| WHAT YOU WILL DO |
All lines featuring the string "this" are to be listed.

↓↓↓

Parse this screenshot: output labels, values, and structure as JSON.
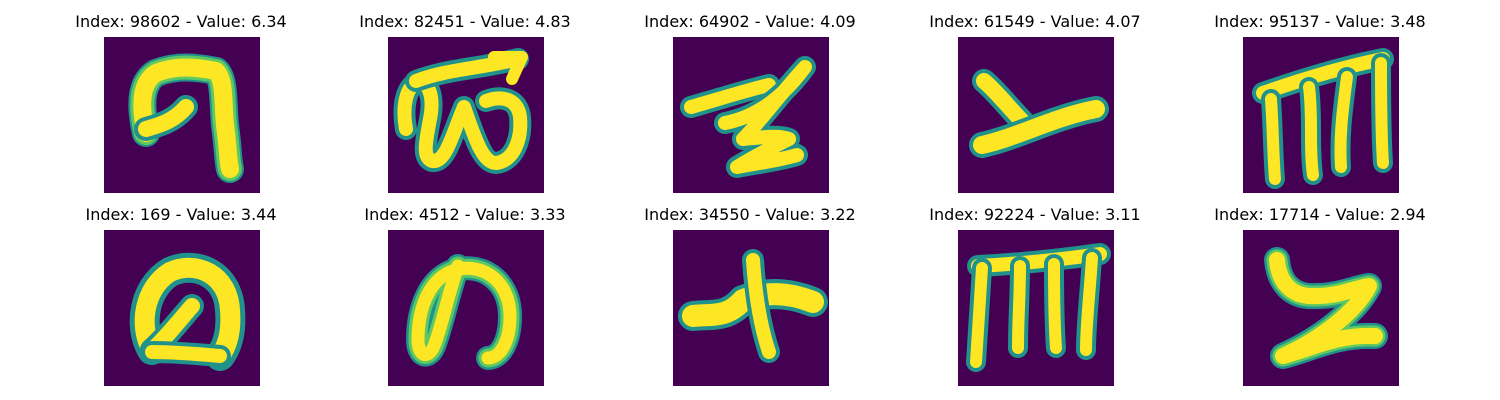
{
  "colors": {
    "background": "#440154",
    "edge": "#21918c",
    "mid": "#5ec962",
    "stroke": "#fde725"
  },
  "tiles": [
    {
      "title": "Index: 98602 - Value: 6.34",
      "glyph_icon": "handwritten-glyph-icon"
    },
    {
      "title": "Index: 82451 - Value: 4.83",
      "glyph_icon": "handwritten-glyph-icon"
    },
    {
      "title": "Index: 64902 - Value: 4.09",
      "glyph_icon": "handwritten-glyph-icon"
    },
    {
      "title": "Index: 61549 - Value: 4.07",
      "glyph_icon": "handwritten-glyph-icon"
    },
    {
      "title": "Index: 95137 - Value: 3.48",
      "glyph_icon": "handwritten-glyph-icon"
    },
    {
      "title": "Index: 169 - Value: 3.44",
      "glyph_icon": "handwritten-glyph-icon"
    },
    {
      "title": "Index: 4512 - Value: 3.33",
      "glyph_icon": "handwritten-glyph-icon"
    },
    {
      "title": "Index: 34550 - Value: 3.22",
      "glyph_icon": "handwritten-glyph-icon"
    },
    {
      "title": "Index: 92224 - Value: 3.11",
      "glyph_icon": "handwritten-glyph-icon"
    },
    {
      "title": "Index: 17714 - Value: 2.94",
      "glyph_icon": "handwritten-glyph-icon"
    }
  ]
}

↑↑↑
↓↓↓

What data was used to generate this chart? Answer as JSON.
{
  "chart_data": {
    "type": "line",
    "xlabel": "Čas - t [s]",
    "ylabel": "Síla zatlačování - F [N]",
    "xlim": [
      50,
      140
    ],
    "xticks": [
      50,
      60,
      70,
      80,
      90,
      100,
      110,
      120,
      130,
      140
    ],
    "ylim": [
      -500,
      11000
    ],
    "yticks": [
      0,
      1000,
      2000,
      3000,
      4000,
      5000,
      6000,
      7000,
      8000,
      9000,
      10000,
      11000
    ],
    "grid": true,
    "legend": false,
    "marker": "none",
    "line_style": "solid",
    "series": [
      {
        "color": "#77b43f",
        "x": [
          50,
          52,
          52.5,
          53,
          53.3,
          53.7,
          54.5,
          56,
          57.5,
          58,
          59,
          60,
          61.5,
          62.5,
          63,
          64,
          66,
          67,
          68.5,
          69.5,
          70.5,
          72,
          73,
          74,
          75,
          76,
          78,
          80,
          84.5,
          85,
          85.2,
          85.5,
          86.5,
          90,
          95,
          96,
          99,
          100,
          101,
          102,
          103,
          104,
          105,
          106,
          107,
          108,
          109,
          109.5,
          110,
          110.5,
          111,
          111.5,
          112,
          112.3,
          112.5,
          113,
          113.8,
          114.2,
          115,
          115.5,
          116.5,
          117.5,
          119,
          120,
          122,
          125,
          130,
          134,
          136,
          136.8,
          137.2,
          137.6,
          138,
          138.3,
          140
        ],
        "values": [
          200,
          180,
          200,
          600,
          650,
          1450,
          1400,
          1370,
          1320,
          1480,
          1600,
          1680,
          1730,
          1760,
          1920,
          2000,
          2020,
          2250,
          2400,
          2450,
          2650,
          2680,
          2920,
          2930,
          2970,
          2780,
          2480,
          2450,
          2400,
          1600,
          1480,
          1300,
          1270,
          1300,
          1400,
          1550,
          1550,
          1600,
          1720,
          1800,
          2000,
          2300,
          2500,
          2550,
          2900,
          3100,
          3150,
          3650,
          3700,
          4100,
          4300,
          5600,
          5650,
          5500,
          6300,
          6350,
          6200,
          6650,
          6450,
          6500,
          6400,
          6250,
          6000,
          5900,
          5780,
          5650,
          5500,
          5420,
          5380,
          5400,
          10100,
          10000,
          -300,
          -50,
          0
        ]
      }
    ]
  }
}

↑↑↑

| IN RESPONSE |
Parse this screenshot: output labels, values, and structure as JSON.
What data was used to generate this chart? Answer as JSON.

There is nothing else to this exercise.